Given instruction
Where the string "системы" occurs in the material below, report the whole line.
╭─ Material for this task
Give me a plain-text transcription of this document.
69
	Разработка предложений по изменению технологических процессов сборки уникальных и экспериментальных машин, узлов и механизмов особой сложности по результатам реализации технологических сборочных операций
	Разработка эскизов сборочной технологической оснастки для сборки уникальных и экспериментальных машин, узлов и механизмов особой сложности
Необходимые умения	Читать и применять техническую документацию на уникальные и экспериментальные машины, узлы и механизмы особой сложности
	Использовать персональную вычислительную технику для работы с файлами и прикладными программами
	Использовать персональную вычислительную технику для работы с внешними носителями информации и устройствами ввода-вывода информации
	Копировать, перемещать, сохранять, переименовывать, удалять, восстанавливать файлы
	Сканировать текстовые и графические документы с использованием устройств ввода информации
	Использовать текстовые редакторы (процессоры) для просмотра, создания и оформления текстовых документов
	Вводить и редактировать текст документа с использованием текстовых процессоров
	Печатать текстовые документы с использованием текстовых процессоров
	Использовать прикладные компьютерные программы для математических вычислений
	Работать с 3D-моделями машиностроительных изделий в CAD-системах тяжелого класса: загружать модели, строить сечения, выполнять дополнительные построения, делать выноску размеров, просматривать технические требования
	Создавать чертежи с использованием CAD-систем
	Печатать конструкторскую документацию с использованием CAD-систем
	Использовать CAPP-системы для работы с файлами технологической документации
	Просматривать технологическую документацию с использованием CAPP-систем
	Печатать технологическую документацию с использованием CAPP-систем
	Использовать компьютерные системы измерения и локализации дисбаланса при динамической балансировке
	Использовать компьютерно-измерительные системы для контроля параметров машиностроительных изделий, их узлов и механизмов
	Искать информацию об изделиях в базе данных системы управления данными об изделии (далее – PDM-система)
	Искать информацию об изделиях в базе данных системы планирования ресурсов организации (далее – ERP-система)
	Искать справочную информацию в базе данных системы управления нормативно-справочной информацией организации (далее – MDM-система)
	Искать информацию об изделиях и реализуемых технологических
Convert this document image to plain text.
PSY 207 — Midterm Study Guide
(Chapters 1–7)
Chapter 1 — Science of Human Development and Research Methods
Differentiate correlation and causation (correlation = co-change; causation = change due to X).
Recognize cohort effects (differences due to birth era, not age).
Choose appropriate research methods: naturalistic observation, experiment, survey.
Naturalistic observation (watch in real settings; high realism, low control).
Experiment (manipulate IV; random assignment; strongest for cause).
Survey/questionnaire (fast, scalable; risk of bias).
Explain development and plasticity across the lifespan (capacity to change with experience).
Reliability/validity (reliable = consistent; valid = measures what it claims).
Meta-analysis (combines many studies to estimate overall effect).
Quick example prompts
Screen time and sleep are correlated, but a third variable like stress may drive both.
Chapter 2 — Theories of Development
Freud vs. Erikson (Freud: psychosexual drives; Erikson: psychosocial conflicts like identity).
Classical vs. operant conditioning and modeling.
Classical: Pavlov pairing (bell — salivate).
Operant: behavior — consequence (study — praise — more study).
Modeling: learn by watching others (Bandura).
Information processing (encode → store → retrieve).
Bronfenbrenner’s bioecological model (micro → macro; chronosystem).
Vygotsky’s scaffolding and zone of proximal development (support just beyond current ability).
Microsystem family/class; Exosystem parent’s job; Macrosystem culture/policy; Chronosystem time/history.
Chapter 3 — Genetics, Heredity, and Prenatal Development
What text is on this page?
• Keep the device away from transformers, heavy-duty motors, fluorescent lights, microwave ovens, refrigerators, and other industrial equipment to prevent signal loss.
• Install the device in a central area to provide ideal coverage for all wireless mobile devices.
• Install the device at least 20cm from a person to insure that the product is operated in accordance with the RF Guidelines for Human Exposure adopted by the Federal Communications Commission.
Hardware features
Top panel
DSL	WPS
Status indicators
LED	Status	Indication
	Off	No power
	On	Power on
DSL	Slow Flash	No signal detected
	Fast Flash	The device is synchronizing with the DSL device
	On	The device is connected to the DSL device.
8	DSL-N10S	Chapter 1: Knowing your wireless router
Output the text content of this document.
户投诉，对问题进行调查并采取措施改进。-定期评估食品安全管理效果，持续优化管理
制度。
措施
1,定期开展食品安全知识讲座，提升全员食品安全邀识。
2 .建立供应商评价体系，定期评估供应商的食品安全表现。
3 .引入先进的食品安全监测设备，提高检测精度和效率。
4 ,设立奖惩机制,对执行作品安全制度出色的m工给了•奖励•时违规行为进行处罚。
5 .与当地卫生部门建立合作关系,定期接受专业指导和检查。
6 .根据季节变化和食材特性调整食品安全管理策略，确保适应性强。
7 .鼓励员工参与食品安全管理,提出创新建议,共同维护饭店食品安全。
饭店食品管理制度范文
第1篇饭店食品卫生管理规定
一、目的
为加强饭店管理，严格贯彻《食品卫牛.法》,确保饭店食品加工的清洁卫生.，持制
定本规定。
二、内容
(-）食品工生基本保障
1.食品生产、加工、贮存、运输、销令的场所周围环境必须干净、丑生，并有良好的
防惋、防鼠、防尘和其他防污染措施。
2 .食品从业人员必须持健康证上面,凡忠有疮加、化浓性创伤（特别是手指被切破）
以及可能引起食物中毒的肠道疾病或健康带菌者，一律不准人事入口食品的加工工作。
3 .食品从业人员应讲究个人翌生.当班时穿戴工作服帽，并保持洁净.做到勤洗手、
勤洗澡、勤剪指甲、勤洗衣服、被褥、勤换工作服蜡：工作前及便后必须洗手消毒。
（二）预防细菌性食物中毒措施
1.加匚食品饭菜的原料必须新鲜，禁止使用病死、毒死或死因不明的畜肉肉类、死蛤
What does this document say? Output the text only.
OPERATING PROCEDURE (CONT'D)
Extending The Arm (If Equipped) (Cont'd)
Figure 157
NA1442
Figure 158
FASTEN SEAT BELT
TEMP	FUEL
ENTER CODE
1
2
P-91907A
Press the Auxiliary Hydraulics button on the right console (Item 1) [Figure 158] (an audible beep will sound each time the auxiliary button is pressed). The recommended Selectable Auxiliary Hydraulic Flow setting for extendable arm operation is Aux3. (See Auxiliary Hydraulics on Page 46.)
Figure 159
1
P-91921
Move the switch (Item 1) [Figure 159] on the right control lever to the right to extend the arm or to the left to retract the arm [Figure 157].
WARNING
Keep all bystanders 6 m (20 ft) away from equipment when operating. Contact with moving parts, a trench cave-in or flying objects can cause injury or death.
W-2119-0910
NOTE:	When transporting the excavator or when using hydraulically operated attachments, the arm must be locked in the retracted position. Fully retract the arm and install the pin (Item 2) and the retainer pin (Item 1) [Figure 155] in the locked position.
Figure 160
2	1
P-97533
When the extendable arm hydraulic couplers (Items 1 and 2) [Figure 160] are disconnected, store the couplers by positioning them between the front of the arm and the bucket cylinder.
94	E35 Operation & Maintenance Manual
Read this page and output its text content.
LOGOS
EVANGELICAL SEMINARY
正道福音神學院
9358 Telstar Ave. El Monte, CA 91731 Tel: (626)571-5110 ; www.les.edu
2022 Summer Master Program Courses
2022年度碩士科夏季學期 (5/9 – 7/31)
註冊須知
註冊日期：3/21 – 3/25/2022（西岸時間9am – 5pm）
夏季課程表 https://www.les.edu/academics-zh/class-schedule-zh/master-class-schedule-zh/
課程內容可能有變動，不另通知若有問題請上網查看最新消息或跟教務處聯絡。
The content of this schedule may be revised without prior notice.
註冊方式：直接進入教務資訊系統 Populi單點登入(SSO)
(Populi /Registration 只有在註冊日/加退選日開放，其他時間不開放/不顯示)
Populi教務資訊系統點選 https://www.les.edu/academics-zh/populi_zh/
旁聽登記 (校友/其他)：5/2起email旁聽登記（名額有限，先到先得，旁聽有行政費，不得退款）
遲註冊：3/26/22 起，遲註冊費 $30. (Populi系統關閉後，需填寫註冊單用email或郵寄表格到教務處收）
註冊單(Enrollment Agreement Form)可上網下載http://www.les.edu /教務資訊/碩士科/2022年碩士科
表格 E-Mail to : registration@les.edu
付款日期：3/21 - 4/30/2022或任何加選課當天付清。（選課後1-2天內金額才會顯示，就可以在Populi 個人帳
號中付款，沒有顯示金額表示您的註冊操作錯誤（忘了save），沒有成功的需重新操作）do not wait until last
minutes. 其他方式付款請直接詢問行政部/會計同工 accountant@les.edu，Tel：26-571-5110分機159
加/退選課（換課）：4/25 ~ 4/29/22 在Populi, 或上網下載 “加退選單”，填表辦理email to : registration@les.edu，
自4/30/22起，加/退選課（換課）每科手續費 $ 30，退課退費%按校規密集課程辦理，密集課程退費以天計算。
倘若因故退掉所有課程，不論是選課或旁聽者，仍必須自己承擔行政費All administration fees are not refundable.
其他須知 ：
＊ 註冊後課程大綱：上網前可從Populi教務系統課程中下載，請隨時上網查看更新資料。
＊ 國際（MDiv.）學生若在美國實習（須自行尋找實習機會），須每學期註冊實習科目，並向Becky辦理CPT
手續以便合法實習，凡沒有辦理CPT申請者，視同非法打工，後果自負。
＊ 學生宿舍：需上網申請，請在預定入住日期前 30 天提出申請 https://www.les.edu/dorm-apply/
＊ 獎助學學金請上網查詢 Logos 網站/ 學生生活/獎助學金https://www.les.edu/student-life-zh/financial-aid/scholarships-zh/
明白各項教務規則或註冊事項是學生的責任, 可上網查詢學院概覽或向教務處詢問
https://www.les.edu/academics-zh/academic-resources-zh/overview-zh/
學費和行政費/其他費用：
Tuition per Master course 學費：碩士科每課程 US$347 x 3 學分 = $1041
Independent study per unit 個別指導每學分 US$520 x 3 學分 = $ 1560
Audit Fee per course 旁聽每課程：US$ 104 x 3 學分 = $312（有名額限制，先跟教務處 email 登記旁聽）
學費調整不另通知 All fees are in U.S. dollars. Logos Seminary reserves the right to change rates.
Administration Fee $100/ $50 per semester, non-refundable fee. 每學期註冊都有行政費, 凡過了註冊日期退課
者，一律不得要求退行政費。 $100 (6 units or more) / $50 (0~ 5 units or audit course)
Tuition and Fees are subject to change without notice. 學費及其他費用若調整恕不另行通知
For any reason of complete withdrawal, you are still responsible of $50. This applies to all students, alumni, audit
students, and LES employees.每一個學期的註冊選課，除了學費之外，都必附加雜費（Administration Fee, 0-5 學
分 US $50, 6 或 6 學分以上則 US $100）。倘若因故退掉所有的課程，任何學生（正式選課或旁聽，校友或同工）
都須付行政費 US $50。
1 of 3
╰─
Solution below
	Использовать CAPP-системы для работы с файлами технологической документации
	Использовать компьютерные системы измерения и локализации дисбаланса при динамической балансировке
	Использовать компьютерно-измерительные системы для контроля параметров машиностроительных изделий, их узлов и механизмов
	Искать информацию об изделиях в базе данных системы управления данными об изделии (далее – PDM-система)
	Искать информацию об изделиях в базе данных системы планирования ресурсов организации (далее – ERP-система)
	Искать справочную информацию в базе данных системы управления нормативно-справочной информацией организации (далее – MDM-система)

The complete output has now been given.